**EXERCISE PROMPT:** Say only how many lines contain the word "description".

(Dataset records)
** start **
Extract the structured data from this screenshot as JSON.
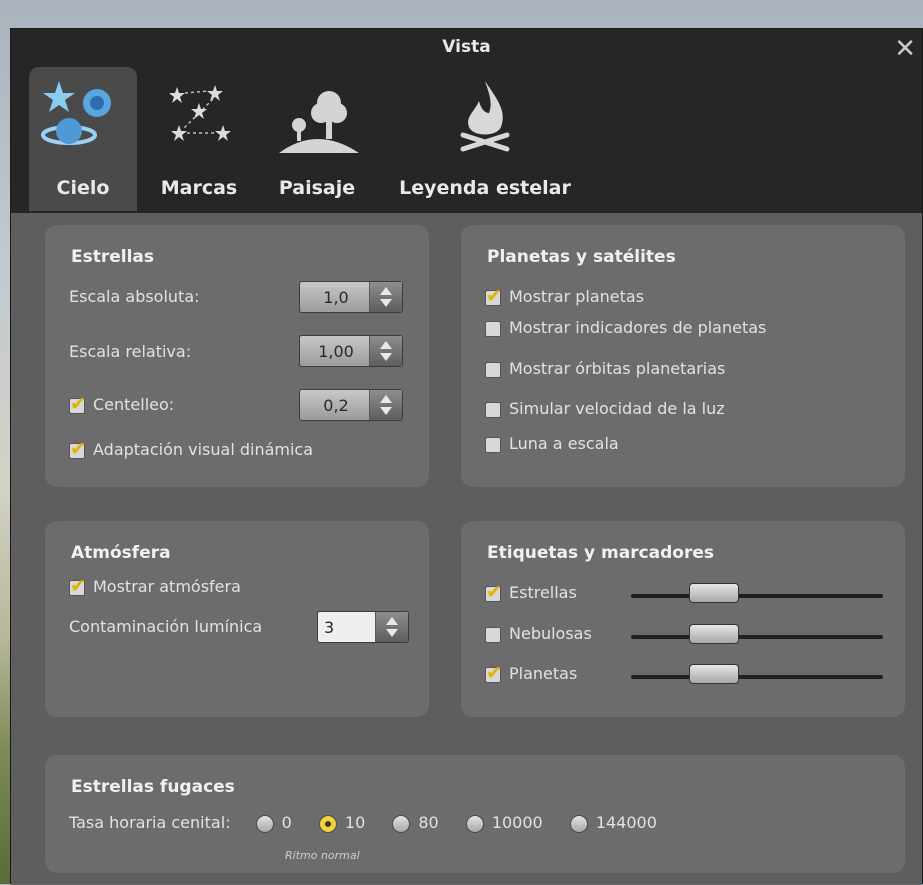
{
  "window": {
    "title": "Vista"
  },
  "tabs": [
    {
      "label": "Cielo",
      "icon": "sky-icon",
      "active": true
    },
    {
      "label": "Marcas",
      "icon": "constellation-icon",
      "active": false
    },
    {
      "label": "Paisaje",
      "icon": "tree-icon",
      "active": false
    },
    {
      "label": "Leyenda estelar",
      "icon": "campfire-icon",
      "active": false
    }
  ],
  "stars": {
    "title": "Estrellas",
    "absolute_scale": {
      "label": "Escala absoluta:",
      "value": "1,0"
    },
    "relative_scale": {
      "label": "Escala relativa:",
      "value": "1,00"
    },
    "twinkle": {
      "label": "Centelleo:",
      "value": "0,2",
      "checked": true
    },
    "dynamic_adaptation": {
      "label": "Adaptación visual dinámica",
      "checked": true
    }
  },
  "planets": {
    "title": "Planetas y satélites",
    "items": [
      {
        "label": "Mostrar planetas",
        "checked": true
      },
      {
        "label": "Mostrar indicadores de planetas",
        "checked": false
      },
      {
        "label": "Mostrar órbitas planetarias",
        "checked": false
      },
      {
        "label": "Simular velocidad de la luz",
        "checked": false
      },
      {
        "label": "Luna a escala",
        "checked": false
      }
    ]
  },
  "atmosphere": {
    "title": "Atmósfera",
    "show": {
      "label": "Mostrar atmósfera",
      "checked": true
    },
    "light_pollution": {
      "label": "Contaminación lumínica",
      "value": "3"
    }
  },
  "labels": {
    "title": "Etiquetas y marcadores",
    "items": [
      {
        "label": "Estrellas",
        "checked": true,
        "level": 0.34
      },
      {
        "label": "Nebulosas",
        "checked": false,
        "level": 0.34
      },
      {
        "label": "Planetas",
        "checked": true,
        "level": 0.34
      }
    ]
  },
  "meteors": {
    "title": "Estrellas fugaces",
    "rate_label": "Tasa horaria cenital:",
    "options": [
      "0",
      "10",
      "80",
      "10000",
      "144000"
    ],
    "selected": "10",
    "caption": "Ritmo normal"
  },
  "colors": {
    "accent": "#e2b400",
    "panel": "#6c6c6c",
    "title_bar": "#262626"
  }
}
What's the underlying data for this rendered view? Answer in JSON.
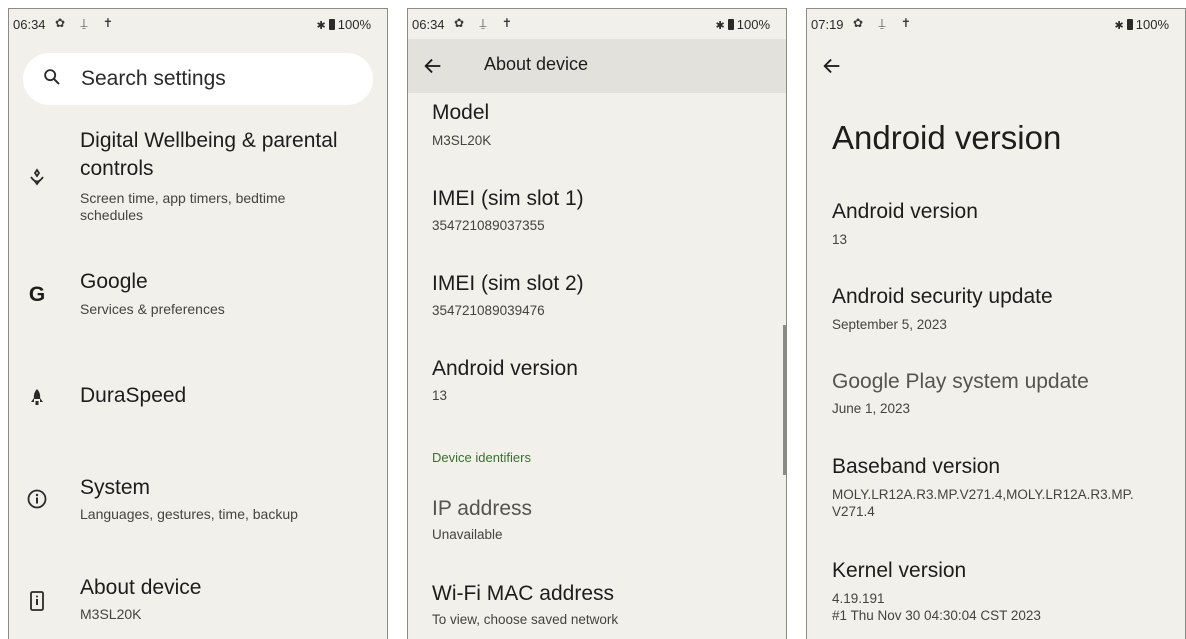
{
  "panel_settings": {
    "status": {
      "time": "06:34",
      "battery": "100%"
    },
    "search": {
      "placeholder": "Search settings"
    },
    "items": [
      {
        "icon": "digital-wellbeing-icon",
        "title_line1": "Digital Wellbeing & parental",
        "title_line2": "controls",
        "subtitle_line1": "Screen time, app timers, bedtime",
        "subtitle_line2": "schedules"
      },
      {
        "icon": "google-g-icon",
        "title": "Google",
        "subtitle": "Services & preferences"
      },
      {
        "icon": "duraspeed-rocket-icon",
        "title": "DuraSpeed"
      },
      {
        "icon": "info-circle-icon",
        "title": "System",
        "subtitle": "Languages, gestures, time, backup"
      },
      {
        "icon": "phone-info-icon",
        "title": "About device",
        "subtitle": "M3SL20K"
      }
    ]
  },
  "panel_about": {
    "status": {
      "time": "06:34",
      "battery": "100%"
    },
    "appbar_title": "About device",
    "rows": [
      {
        "title": "Model",
        "value": "M3SL20K"
      },
      {
        "title": "IMEI (sim slot 1)",
        "value": "354721089037355"
      },
      {
        "title": "IMEI (sim slot 2)",
        "value": "354721089039476"
      },
      {
        "title": "Android version",
        "value": "13"
      }
    ],
    "section_header": "Device identifiers",
    "rows2": [
      {
        "title": "IP address",
        "value": "Unavailable"
      },
      {
        "title": "Wi-Fi MAC address",
        "value": "To view, choose saved network"
      }
    ]
  },
  "panel_android": {
    "status": {
      "time": "07:19",
      "battery": "100%"
    },
    "page_title": "Android version",
    "rows": [
      {
        "title": "Android version",
        "value": "13"
      },
      {
        "title": "Android security update",
        "value": "September 5, 2023"
      },
      {
        "title": "Google Play system update",
        "value": "June 1, 2023"
      },
      {
        "title": "Baseband version",
        "value_line1": "MOLY.LR12A.R3.MP.V271.4,MOLY.LR12A.R3.MP.",
        "value_line2": "V271.4"
      },
      {
        "title": "Kernel version",
        "value_line1": "4.19.191",
        "value_line2": "#1 Thu Nov 30 04:30:04 CST 2023"
      }
    ]
  },
  "colors": {
    "panel_bg": "#f1f0eb",
    "appbar_bg": "#e2e1dc",
    "section_header": "#3b6f2e",
    "search_bg": "#ffffff"
  }
}
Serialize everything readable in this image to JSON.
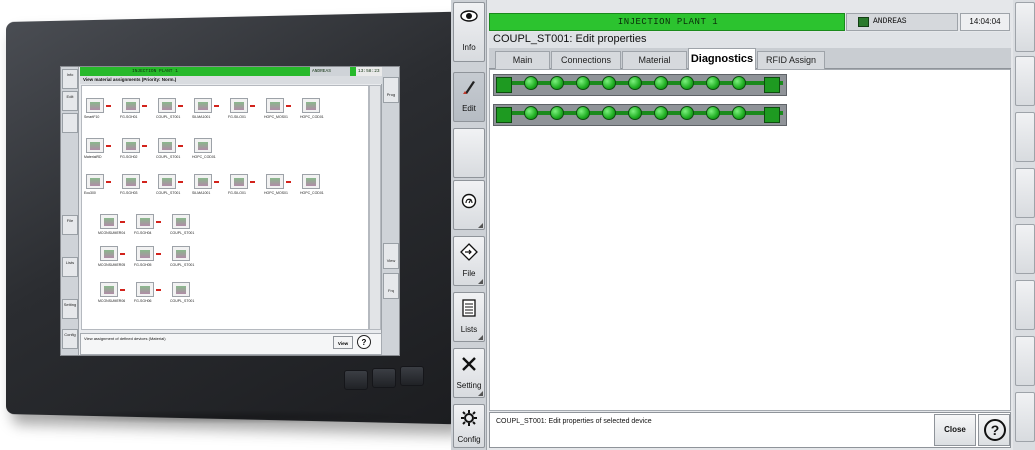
{
  "hmi": {
    "plant_title": "INJECTION PLANT 1",
    "user": "ANDREAS",
    "time": "14:04:04",
    "heading": "COUPL_ST001: Edit properties",
    "tabs": [
      "Main",
      "Connections",
      "Material",
      "Diagnostics",
      "RFID Assign"
    ],
    "active_tab": "Diagnostics",
    "sidebar": [
      {
        "label": "Info",
        "icon": "eye-icon"
      },
      {
        "label": "Edit",
        "icon": "pencil-icon"
      },
      {
        "label": "",
        "icon": "blank"
      },
      {
        "label": "",
        "icon": "gauge-icon"
      },
      {
        "label": "File",
        "icon": "file-icon"
      },
      {
        "label": "Lists",
        "icon": "list-icon"
      },
      {
        "label": "Setting",
        "icon": "tools-icon"
      },
      {
        "label": "Config",
        "icon": "config-icon"
      }
    ],
    "status_message": "COUPL_ST001: Edit properties of selected device",
    "close_label": "Close",
    "help_label": "?"
  },
  "monitor_screen": {
    "plant_title": "INJECTION PLANT 1",
    "user": "ANDREAS",
    "time": "13:58:23",
    "heading": "View material assignments (Priority: Norm.)",
    "sidebar": [
      "Info",
      "Edit",
      "",
      "File",
      "Lists",
      "Setting",
      "Config"
    ],
    "rightbar": [
      "Prog",
      "View",
      "Frq"
    ],
    "status_message": "View assignment of defined devices (Material)",
    "close_label": "View",
    "help_label": "?",
    "rows": [
      [
        "SmartF10",
        "FG-SGH01",
        "COUPL_ST001",
        "SILMA1001",
        "FG-SILO01",
        "HOPC_MOS01",
        "HOPC_COD01"
      ],
      [
        "MaterialRD",
        "FG-SGH02",
        "COUPL_ST001",
        "HOPC_COD01"
      ],
      [
        "Ecu300",
        "FG-SGH03",
        "COUPL_ST001",
        "SILMA1001",
        "FG-SILO01",
        "HOPC_MOS01",
        "HOPC_COD01"
      ],
      [
        "MCONSUMER04",
        "FG-SGH04",
        "COUPL_ST001"
      ],
      [
        "MCONSUMER05",
        "FG-SGH05",
        "COUPL_ST001"
      ],
      [
        "MCONSUMER06",
        "FG-SGH06",
        "COUPL_ST001"
      ]
    ]
  }
}
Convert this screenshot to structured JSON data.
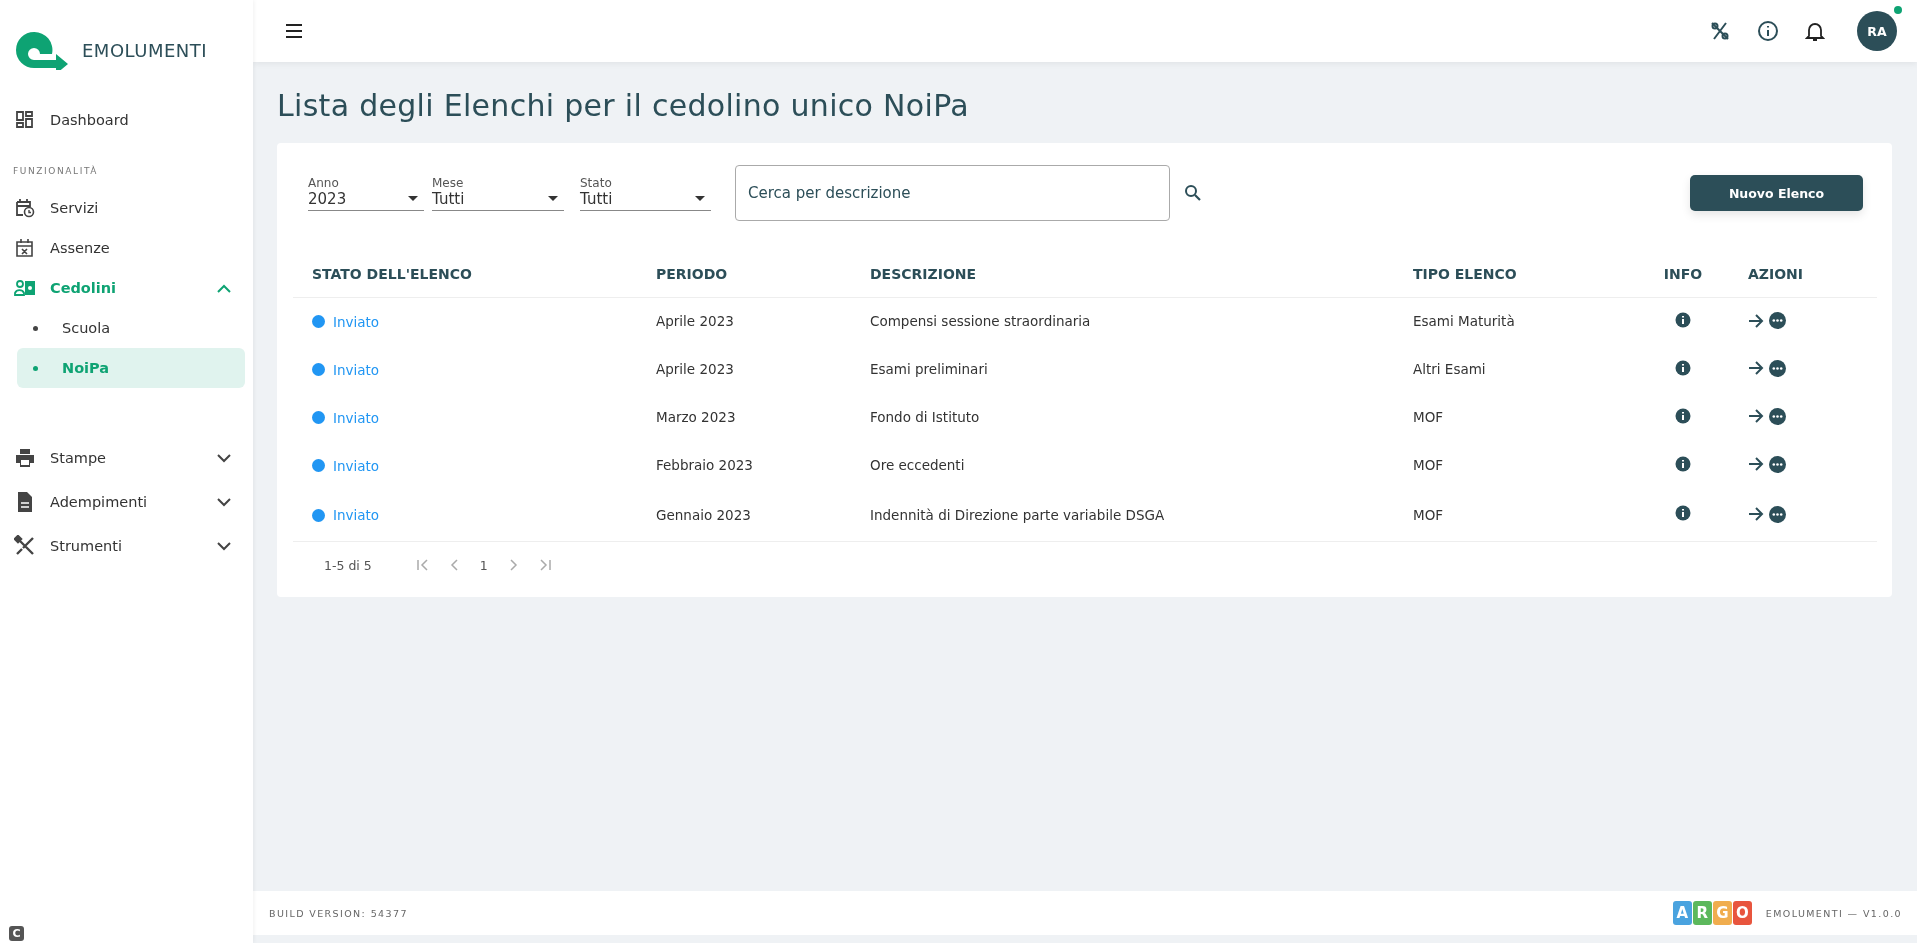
{
  "app": {
    "name": "EMOLUMENTI",
    "corner_badge": "C"
  },
  "sidebar": {
    "items": [
      {
        "label": "Dashboard",
        "selected": false
      },
      {
        "kind": "section",
        "label": "FUNZIONALITÀ"
      },
      {
        "label": "Servizi",
        "selected": false
      },
      {
        "label": "Assenze",
        "selected": false
      },
      {
        "label": "Cedolini",
        "selected": true,
        "expanded": true,
        "children": [
          {
            "label": "Scuola",
            "selected": false
          },
          {
            "label": "NoiPa",
            "selected": true
          }
        ]
      },
      {
        "kind": "gap"
      },
      {
        "label": "Stampe",
        "selected": false,
        "expanded": false
      },
      {
        "label": "Adempimenti",
        "selected": false,
        "expanded": false
      },
      {
        "label": "Strumenti",
        "selected": false,
        "expanded": false
      }
    ]
  },
  "header": {
    "avatar": "RA",
    "online": true
  },
  "page": {
    "title": "Lista degli Elenchi per il cedolino unico NoiPa"
  },
  "filters": [
    {
      "label": "Anno",
      "value": "2023"
    },
    {
      "label": "Mese",
      "value": "Tutti"
    },
    {
      "label": "Stato",
      "value": "Tutti"
    }
  ],
  "search": {
    "placeholder": "Cerca per descrizione"
  },
  "new_button": "Nuovo Elenco",
  "table": {
    "columns": [
      "STATO DELL'ELENCO",
      "PERIODO",
      "DESCRIZIONE",
      "TIPO ELENCO",
      "INFO",
      "AZIONI"
    ],
    "rows": [
      {
        "status": "Inviato",
        "color": "#2196f3",
        "period": "Aprile 2023",
        "description": "Compensi sessione straordinaria",
        "type": "Esami Maturità"
      },
      {
        "status": "Inviato",
        "color": "#2196f3",
        "period": "Aprile 2023",
        "description": "Esami preliminari",
        "type": "Altri Esami"
      },
      {
        "status": "Inviato",
        "color": "#2196f3",
        "period": "Marzo 2023",
        "description": "Fondo di Istituto",
        "type": "MOF"
      },
      {
        "status": "Inviato",
        "color": "#2196f3",
        "period": "Febbraio 2023",
        "description": "Ore eccedenti",
        "type": "MOF"
      },
      {
        "status": "Inviato",
        "color": "#2196f3",
        "period": "Gennaio 2023",
        "description": "Indennità di Direzione parte variabile DSGA",
        "type": "MOF"
      }
    ]
  },
  "pagination": {
    "range": "1-5 di 5",
    "page": "1"
  },
  "footer": {
    "build": "BUILD VERSION: 54377",
    "brand_letters": [
      {
        "letter": "A",
        "color": "#4aa3df"
      },
      {
        "letter": "R",
        "color": "#5cb85c"
      },
      {
        "letter": "G",
        "color": "#f0ad4e"
      },
      {
        "letter": "O",
        "color": "#e8553e"
      }
    ],
    "version": "EMOLUMENTI — V1.0.0"
  }
}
** end **
**SOLUTION FOR THIS TASK:** 5